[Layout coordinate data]
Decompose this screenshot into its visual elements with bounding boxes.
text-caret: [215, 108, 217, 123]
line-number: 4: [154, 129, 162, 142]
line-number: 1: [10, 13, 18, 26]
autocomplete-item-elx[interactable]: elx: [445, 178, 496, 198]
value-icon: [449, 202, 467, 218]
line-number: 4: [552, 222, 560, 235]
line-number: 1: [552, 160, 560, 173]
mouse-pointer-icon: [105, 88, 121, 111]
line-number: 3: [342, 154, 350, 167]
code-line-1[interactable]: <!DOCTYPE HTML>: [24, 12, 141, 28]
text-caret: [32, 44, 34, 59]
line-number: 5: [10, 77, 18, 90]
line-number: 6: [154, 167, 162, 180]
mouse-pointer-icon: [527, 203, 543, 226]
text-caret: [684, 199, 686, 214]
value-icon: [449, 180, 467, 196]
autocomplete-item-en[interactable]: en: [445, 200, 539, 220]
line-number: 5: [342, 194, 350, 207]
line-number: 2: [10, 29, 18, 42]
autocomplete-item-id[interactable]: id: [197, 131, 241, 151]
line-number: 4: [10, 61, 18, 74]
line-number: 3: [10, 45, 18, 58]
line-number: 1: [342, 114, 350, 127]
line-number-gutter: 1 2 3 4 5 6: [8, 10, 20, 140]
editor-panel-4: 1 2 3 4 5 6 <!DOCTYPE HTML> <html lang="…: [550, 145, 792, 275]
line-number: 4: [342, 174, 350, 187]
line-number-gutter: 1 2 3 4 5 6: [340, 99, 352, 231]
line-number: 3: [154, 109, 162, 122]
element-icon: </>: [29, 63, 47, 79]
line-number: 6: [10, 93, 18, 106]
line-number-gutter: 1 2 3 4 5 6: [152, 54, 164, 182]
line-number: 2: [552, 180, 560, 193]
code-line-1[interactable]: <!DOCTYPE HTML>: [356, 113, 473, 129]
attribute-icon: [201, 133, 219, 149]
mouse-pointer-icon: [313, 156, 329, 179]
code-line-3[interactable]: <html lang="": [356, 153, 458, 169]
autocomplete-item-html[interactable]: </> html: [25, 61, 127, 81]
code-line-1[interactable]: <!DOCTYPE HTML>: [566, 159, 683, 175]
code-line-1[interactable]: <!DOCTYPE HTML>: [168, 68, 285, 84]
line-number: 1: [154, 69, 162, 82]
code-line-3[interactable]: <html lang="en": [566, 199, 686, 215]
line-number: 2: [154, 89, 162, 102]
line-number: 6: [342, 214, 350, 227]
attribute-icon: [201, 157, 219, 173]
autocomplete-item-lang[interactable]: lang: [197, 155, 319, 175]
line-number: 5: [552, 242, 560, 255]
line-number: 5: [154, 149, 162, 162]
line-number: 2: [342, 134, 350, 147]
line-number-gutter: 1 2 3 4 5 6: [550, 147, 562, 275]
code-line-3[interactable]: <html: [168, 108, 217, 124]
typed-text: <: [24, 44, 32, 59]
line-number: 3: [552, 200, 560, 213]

# Challenge
Rewrite all of the rows above, substituting "cursor-icon" for every occurrence of "mouse-pointer-icon" and leaving everything else unchanged.

# Solution to the problem
Decompose this screenshot into its visual elements with bounding boxes.
text-caret: [215, 108, 217, 123]
line-number: 4: [154, 129, 162, 142]
line-number: 1: [10, 13, 18, 26]
autocomplete-item-elx[interactable]: elx: [445, 178, 496, 198]
value-icon: [449, 202, 467, 218]
line-number: 4: [552, 222, 560, 235]
line-number: 1: [552, 160, 560, 173]
cursor-icon: [105, 88, 121, 111]
line-number: 3: [342, 154, 350, 167]
code-line-1[interactable]: <!DOCTYPE HTML>: [24, 12, 141, 28]
text-caret: [32, 44, 34, 59]
line-number: 5: [10, 77, 18, 90]
line-number: 6: [154, 167, 162, 180]
cursor-icon: [527, 203, 543, 226]
text-caret: [684, 199, 686, 214]
value-icon: [449, 180, 467, 196]
autocomplete-item-en[interactable]: en: [445, 200, 539, 220]
line-number: 5: [342, 194, 350, 207]
line-number: 2: [10, 29, 18, 42]
autocomplete-item-id[interactable]: id: [197, 131, 241, 151]
line-number: 4: [10, 61, 18, 74]
line-number: 3: [10, 45, 18, 58]
line-number: 1: [342, 114, 350, 127]
line-number-gutter: 1 2 3 4 5 6: [8, 10, 20, 140]
editor-panel-4: 1 2 3 4 5 6 <!DOCTYPE HTML> <html lang="…: [550, 145, 792, 275]
line-number: 4: [342, 174, 350, 187]
line-number-gutter: 1 2 3 4 5 6: [340, 99, 352, 231]
line-number: 3: [154, 109, 162, 122]
element-icon: </>: [29, 63, 47, 79]
line-number: 6: [10, 93, 18, 106]
line-number-gutter: 1 2 3 4 5 6: [152, 54, 164, 182]
line-number: 2: [552, 180, 560, 193]
code-line-1[interactable]: <!DOCTYPE HTML>: [356, 113, 473, 129]
attribute-icon: [201, 133, 219, 149]
cursor-icon: [313, 156, 329, 179]
code-line-3[interactable]: <html lang="": [356, 153, 458, 169]
autocomplete-item-html[interactable]: </> html: [25, 61, 127, 81]
code-line-1[interactable]: <!DOCTYPE HTML>: [566, 159, 683, 175]
code-line-1[interactable]: <!DOCTYPE HTML>: [168, 68, 285, 84]
line-number: 1: [154, 69, 162, 82]
code-line-3[interactable]: <html lang="en": [566, 199, 686, 215]
line-number: 2: [154, 89, 162, 102]
line-number: 6: [342, 214, 350, 227]
attribute-icon: [201, 157, 219, 173]
autocomplete-item-lang[interactable]: lang: [197, 155, 319, 175]
line-number: 5: [552, 242, 560, 255]
line-number: 5: [154, 149, 162, 162]
line-number: 2: [342, 134, 350, 147]
line-number-gutter: 1 2 3 4 5 6: [550, 147, 562, 275]
code-line-3[interactable]: <html: [168, 108, 217, 124]
typed-text: <: [24, 44, 32, 59]
line-number: 3: [552, 200, 560, 213]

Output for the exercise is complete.